• Exercise tasks:
(a) Copy the passage of the InterLab study text from "On the day of" up to and including "the InterLab sheet." word for word.
(b) According to the InterLab study text, what cells were the five plasmids transformed into?
(c) Carry the InterLab study text forward from its last sentence.

• Extracted text:

========

Team:TU Delft/Interlab

iGEM TU Delft

InterLab

The third International InterLab Measurement Study in Synthetic Biology.

Results

For this study, we measured three different test device and a negative- and positive control. We tranformed the five different plasmids into homemade TOP10 E.coli cells. The plasmids of the three test devices consist of a constitutive Anderson promoter with low (Bba_J23117), medium (Bba_J23106) or high (Bba_J23101) promoter strengths expressing GFP (Bba_I13504) as reporter in the pSB1C3 backbone. The positive control is a plasmid that consists of a promoter and GFP (Bba_I20270) in the pSB1C3 backbone, and the negative control a plasmid that consists of a TetR repressible promoter (Bba_R0040) in the pSB1C3 backbone. These plasmids were delivered to us with the iGEM distribution kit. From the transformation plates we picked eight colonies of every plate and did a colony PCR and gel electrophoresis. We then picked three colonies of each plate that had the insert, and let them grow overnight in liquid LB.

On the day of the measurements we measured the OD600 of the overnight cultures from two colonies of each device and diluted them according to the normalisation tables from the InterLab sheet.

After diluting we took 200µL culture out of every tube and put the tubes in the incubator for six hours and removed 200µL of culture every hour.

========

• Exercise data:
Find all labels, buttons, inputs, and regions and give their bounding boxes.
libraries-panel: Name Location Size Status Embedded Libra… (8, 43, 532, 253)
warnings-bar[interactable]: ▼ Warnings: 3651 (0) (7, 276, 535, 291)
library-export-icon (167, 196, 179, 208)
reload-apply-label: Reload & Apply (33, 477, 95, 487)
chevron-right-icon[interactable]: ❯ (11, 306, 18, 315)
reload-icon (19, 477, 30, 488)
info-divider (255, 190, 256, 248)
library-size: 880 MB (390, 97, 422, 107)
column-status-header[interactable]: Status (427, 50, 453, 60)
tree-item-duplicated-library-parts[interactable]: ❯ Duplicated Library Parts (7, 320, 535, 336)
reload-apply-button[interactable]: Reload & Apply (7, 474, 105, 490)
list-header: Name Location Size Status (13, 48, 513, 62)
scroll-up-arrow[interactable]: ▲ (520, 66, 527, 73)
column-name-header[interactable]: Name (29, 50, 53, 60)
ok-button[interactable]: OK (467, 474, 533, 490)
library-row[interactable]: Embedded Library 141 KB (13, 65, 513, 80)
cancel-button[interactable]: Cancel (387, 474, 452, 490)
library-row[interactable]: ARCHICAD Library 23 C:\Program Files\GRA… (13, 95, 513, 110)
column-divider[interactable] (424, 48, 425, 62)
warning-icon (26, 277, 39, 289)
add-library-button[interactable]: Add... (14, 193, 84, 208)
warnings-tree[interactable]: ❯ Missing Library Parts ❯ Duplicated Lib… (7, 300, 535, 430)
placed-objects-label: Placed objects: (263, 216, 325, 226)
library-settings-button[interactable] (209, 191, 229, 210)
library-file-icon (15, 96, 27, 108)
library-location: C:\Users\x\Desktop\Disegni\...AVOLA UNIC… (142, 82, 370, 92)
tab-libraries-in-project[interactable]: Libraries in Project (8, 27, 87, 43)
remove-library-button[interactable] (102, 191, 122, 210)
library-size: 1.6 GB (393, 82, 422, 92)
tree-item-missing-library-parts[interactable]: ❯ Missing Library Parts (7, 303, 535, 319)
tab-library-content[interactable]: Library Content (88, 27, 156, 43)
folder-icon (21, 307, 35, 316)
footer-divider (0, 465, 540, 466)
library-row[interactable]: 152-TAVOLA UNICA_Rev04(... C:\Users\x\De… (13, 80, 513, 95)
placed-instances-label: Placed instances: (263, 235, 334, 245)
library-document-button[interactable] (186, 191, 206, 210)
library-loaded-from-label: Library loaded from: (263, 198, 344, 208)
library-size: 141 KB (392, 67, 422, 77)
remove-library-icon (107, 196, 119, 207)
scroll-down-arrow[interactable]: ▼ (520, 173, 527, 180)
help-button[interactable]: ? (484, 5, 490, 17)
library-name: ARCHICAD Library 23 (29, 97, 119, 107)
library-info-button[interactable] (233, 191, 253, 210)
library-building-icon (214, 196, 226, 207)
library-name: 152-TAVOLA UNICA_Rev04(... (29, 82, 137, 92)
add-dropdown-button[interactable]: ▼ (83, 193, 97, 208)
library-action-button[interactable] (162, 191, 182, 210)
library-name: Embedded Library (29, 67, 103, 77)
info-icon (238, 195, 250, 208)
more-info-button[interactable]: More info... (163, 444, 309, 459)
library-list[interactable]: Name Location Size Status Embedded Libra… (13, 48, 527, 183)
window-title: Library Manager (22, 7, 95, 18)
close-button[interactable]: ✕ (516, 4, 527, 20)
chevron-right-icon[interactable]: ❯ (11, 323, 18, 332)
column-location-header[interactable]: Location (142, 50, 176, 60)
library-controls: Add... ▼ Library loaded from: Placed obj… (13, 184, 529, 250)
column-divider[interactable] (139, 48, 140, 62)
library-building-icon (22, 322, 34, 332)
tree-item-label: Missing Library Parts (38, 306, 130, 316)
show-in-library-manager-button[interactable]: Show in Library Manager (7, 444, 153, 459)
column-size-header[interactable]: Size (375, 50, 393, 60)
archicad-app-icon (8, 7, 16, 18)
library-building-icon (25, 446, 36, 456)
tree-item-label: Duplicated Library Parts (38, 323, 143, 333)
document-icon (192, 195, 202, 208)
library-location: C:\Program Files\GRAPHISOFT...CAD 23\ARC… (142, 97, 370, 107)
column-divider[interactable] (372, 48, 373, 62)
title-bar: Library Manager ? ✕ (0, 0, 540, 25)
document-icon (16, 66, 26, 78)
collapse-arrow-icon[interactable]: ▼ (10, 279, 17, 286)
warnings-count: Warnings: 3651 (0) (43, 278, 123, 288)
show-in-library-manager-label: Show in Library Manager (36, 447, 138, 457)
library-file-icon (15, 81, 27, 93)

========

• Responses per task:
(a)
On the day of the measurements we measured the OD600 of the overnight cultures from two colonies of each device and diluted them according to the normalisation tables from the InterLab sheet.

(b) Homemade TOP10 E. coli cells.

(c)
We then proceeded to measure the Abs600 of LUDOX and MiliQ and the fluorescence of 1x FITC with the plate reader according to the InterLab Plate Reader Protocol. See table 1 and 2. The fluorescence was measured with an excitation wavelength of 475 ± 9 nm and an emission wavelength of 509 ±20 nm, and a gain of 67.

Table 1: The Abs600 of LUDOX and MiliQ
LUDOX
Table 2: The fluorescence of FITC in PBS for different concentrations (µM)
FITC

With the LUDOX measurement we were able to convert the measured Abs600 to OD600 with a reference OD600. With the fluorescence of FITC we were able to create a standard curve to be able to convert the fluorescence of the cells into a concentration of GFP (see figure 1).

standard curve
Figure 1: The standard curve created with FITC to convert fluorescence into concentration

Hereafter we measured the Abs600 and fluorescence of all of the cell samples we took (see figure 2). We measured the fluorescence with the same settings as the FITC.

OD600
Figure 2: The fluorescence vs. OD600 of the cells for six hours of growing

We fitted the fluorescence of the cells to the standard curve to calculate the concentration of GFP in the cells (see figure 3 and table 3).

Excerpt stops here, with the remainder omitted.